>> start Records for processing

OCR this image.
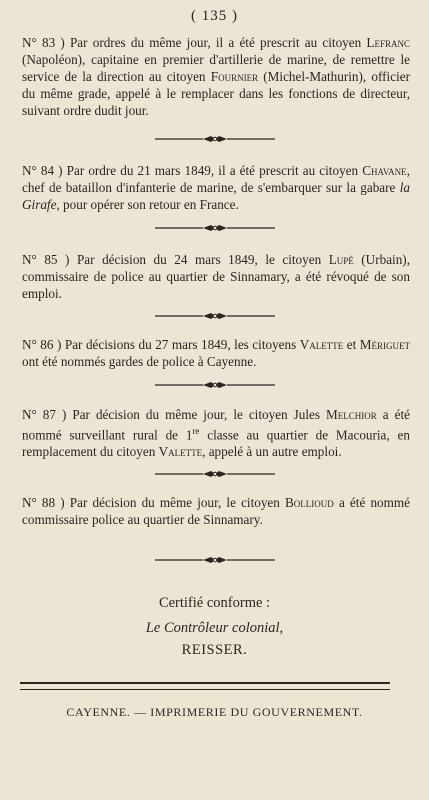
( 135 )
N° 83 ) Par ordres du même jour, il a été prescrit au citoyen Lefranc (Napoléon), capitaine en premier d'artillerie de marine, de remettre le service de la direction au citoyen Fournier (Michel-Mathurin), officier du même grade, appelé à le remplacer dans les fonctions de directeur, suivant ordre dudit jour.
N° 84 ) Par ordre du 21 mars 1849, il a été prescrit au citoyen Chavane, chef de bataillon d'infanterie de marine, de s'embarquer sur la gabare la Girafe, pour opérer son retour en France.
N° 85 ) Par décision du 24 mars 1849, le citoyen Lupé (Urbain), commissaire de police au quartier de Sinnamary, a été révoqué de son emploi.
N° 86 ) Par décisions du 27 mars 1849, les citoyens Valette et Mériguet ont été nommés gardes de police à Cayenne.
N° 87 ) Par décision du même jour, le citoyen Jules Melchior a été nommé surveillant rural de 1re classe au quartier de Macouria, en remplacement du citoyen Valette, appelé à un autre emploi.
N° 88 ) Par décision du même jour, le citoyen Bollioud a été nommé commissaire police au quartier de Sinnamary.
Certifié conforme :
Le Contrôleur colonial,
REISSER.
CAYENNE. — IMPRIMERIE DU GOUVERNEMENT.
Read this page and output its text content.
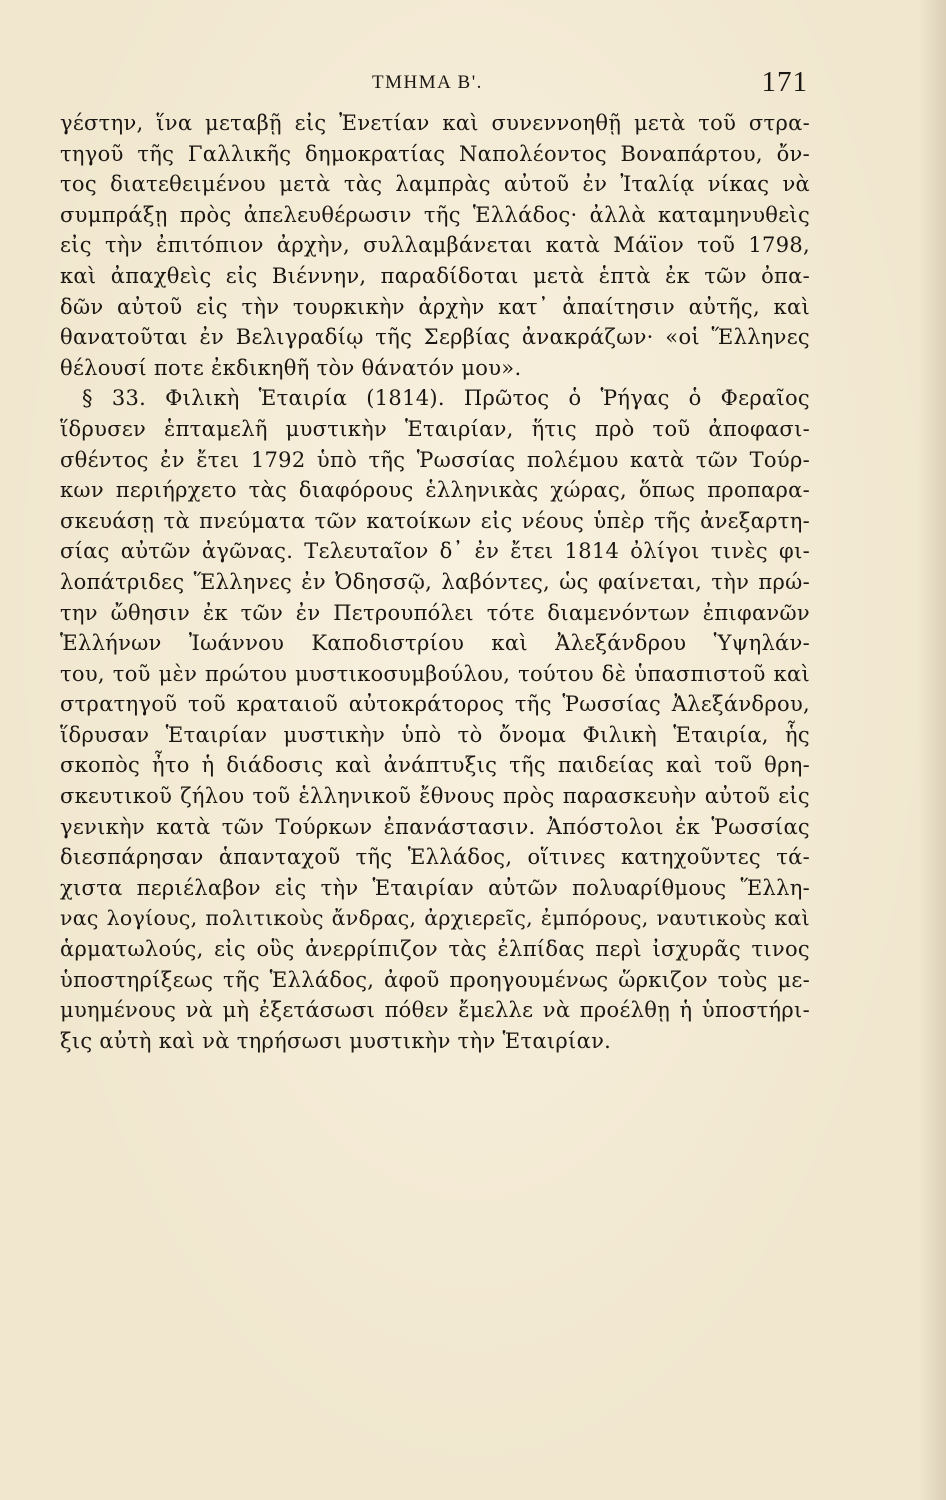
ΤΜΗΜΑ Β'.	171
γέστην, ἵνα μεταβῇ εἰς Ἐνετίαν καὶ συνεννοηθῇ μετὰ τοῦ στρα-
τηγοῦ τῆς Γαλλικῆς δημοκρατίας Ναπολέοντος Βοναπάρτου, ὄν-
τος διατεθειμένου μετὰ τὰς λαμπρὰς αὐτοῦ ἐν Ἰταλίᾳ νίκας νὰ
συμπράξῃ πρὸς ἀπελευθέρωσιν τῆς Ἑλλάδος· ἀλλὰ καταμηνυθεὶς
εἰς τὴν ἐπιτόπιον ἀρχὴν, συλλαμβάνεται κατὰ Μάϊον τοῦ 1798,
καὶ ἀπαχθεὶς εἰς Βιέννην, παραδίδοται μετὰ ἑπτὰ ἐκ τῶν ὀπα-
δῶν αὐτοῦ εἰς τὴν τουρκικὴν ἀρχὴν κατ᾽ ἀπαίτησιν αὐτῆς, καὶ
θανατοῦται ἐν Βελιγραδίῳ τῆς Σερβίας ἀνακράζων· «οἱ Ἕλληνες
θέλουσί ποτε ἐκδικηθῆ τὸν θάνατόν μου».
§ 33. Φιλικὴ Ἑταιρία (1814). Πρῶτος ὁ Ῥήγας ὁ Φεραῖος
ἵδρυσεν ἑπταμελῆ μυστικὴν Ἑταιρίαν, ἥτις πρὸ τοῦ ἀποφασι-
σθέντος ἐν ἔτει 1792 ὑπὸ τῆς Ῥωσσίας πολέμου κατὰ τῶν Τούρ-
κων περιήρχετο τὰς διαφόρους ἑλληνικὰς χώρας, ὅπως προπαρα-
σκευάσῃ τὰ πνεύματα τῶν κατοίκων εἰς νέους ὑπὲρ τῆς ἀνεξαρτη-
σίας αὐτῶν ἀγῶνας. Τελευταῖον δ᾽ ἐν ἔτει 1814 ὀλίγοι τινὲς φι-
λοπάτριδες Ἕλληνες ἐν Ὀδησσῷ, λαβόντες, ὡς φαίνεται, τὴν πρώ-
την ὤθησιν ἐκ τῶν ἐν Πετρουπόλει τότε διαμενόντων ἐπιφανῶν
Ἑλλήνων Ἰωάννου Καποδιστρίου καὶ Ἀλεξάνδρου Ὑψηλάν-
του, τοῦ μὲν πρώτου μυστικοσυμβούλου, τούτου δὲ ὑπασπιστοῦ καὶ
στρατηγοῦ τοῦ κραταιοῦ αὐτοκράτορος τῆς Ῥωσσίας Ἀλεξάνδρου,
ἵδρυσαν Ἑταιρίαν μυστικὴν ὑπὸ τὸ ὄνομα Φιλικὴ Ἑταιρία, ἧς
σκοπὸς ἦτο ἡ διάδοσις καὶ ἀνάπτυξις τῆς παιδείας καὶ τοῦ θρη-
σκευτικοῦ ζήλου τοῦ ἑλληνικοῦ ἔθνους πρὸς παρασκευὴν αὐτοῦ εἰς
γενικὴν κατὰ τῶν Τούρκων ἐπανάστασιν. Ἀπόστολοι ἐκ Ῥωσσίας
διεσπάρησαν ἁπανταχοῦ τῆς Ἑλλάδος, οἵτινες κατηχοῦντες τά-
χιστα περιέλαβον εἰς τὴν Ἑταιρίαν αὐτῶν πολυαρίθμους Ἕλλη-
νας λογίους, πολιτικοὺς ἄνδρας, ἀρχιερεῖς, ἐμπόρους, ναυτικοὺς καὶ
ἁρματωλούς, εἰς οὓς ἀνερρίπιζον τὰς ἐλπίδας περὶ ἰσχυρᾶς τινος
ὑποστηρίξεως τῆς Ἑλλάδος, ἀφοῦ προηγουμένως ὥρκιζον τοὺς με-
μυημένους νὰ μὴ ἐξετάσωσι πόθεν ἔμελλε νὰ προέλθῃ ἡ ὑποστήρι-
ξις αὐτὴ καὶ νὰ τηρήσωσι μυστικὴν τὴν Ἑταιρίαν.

>> end Records for processing
>> start Records for processing

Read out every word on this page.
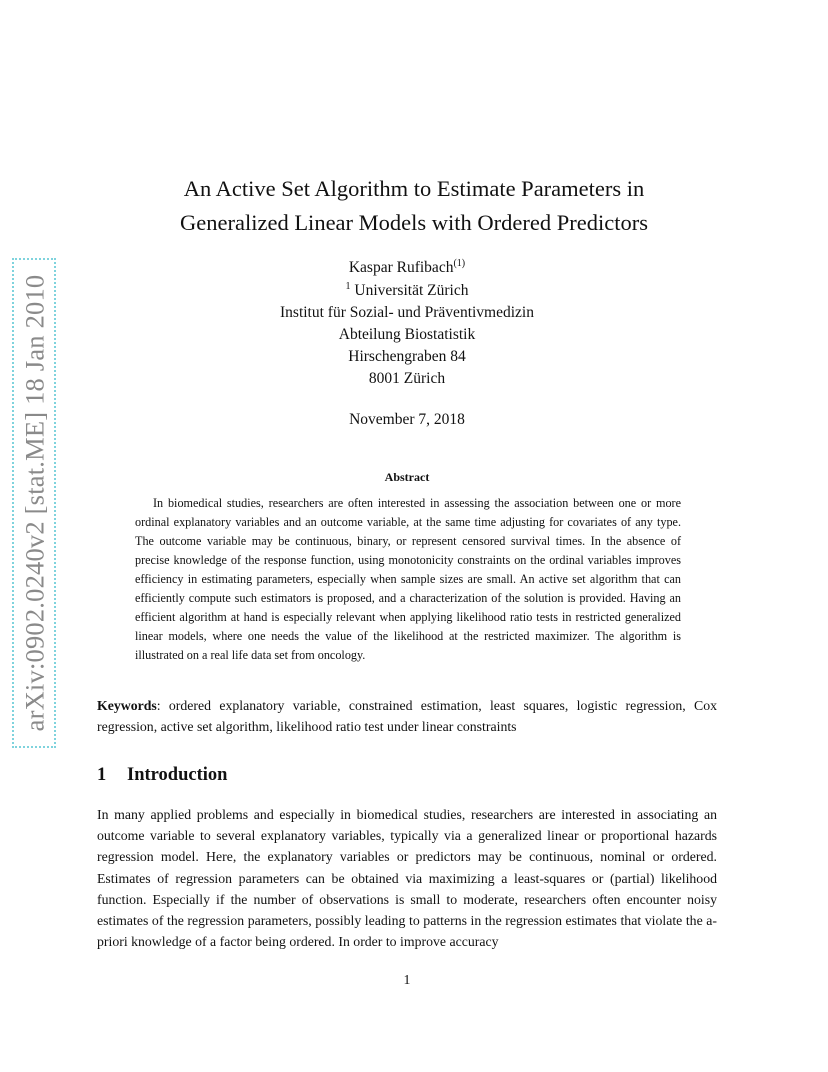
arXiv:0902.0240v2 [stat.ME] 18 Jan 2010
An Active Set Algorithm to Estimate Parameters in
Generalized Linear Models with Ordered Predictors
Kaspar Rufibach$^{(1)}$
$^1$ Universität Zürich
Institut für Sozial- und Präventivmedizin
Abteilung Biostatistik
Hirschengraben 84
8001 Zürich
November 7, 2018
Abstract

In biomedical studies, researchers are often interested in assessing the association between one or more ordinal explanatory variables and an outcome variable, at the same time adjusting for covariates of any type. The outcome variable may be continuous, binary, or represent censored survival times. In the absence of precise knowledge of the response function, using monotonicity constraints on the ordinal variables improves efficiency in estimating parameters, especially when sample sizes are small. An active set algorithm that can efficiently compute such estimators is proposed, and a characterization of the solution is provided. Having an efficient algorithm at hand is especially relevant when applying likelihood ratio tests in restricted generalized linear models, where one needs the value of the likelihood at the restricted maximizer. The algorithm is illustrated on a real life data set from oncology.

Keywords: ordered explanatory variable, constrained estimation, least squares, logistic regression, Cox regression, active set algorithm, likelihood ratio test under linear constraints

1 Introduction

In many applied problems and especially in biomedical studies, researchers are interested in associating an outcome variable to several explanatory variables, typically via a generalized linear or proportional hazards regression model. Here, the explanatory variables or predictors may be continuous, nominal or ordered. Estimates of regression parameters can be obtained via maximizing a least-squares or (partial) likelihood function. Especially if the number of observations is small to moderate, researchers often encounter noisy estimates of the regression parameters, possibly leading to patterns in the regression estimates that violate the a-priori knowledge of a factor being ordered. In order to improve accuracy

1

>> end Records for processing
>> start Records for processing

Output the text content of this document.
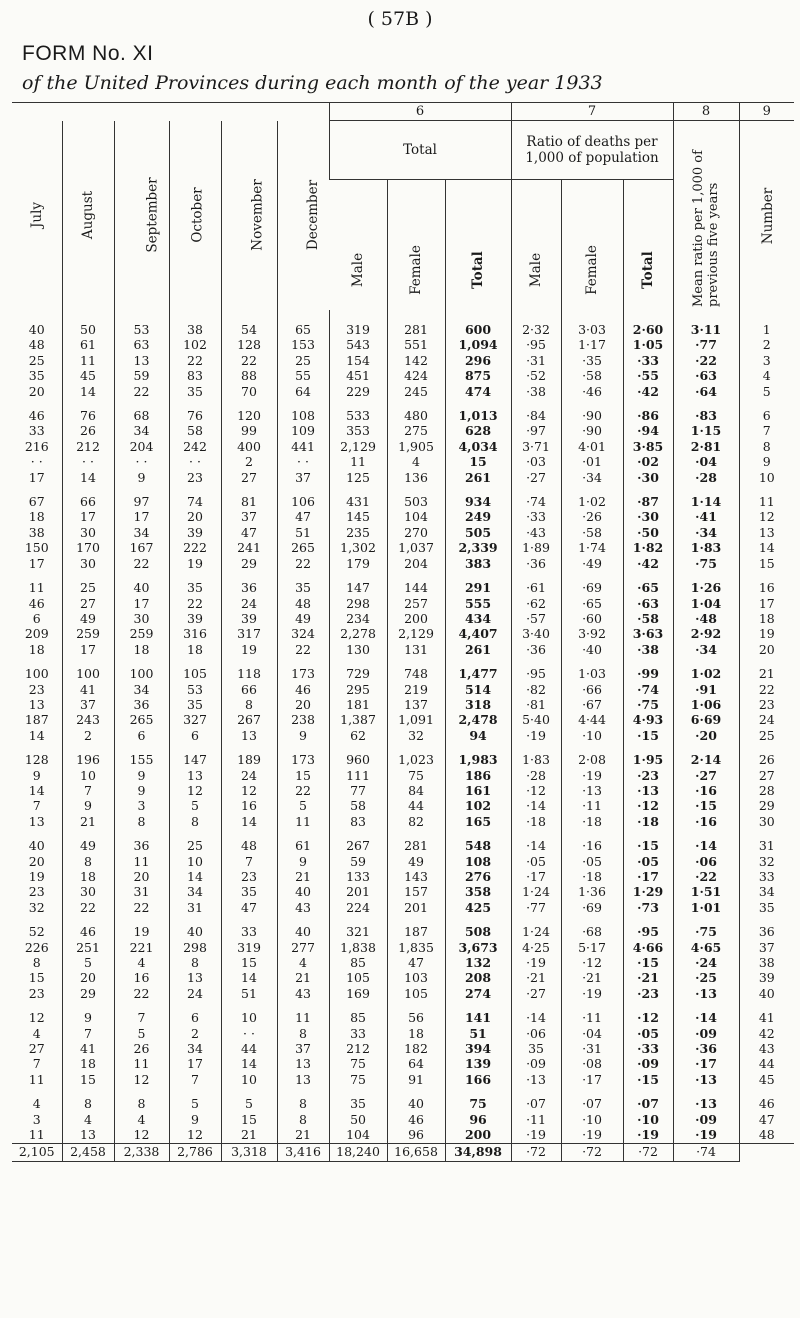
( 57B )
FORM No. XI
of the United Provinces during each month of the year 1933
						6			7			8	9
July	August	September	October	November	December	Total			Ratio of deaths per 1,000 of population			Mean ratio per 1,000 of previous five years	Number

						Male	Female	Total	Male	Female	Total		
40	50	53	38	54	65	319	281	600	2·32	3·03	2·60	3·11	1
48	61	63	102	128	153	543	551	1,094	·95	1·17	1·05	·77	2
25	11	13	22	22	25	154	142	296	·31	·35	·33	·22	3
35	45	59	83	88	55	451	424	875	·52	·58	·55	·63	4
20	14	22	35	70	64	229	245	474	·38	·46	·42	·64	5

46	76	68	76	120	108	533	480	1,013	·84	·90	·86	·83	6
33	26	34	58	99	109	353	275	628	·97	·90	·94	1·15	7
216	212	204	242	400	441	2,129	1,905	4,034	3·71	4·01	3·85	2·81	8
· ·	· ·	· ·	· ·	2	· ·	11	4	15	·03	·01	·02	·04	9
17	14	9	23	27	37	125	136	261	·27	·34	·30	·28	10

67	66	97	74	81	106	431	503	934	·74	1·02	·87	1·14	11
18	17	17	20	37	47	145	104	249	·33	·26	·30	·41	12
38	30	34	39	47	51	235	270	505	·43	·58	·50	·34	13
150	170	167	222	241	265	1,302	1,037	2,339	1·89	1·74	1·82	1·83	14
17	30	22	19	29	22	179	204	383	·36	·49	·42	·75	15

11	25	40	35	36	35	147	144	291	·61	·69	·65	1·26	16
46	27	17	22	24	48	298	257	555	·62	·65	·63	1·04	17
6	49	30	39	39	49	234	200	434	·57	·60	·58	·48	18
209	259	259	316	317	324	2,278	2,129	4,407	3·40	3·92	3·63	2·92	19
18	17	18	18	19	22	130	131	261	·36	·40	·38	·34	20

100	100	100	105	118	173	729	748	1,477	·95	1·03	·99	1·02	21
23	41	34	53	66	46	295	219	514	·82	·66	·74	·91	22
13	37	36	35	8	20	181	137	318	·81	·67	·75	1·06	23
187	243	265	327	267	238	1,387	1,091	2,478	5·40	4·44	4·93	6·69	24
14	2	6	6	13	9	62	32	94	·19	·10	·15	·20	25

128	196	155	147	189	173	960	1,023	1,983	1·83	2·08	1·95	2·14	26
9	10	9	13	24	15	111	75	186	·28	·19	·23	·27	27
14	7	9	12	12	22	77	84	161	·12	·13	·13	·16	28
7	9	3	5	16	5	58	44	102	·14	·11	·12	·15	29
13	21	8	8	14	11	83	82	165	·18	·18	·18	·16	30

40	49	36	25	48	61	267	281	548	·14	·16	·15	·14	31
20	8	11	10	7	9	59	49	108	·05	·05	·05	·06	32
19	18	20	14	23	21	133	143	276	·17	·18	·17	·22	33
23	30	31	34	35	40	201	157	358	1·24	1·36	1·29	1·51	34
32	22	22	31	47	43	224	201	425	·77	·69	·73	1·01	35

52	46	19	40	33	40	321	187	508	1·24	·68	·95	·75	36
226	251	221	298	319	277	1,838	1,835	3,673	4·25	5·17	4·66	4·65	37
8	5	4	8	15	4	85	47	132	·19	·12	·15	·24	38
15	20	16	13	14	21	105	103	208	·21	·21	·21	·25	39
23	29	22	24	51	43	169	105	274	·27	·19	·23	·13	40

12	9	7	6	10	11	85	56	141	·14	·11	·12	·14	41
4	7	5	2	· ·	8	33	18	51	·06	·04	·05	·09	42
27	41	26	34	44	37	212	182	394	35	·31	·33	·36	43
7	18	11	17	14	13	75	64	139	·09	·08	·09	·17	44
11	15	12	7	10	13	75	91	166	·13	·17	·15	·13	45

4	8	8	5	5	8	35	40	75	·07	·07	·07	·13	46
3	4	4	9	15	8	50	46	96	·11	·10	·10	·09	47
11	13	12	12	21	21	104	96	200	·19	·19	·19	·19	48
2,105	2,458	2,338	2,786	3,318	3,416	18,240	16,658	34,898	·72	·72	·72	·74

>> end Records for processing

### Brief
Find the lines with the string "Ἕλληνες" and reproduce them.

### Complete answer
θανατοῦται ἐν Βελιγραδίῳ τῆς Σερβίας ἀνακράζων· «οἱ Ἕλληνες
λοπάτριδες Ἕλληνες ἐν Ὀδησσῷ, λαβόντες, ὡς φαίνεται, τὴν πρώ-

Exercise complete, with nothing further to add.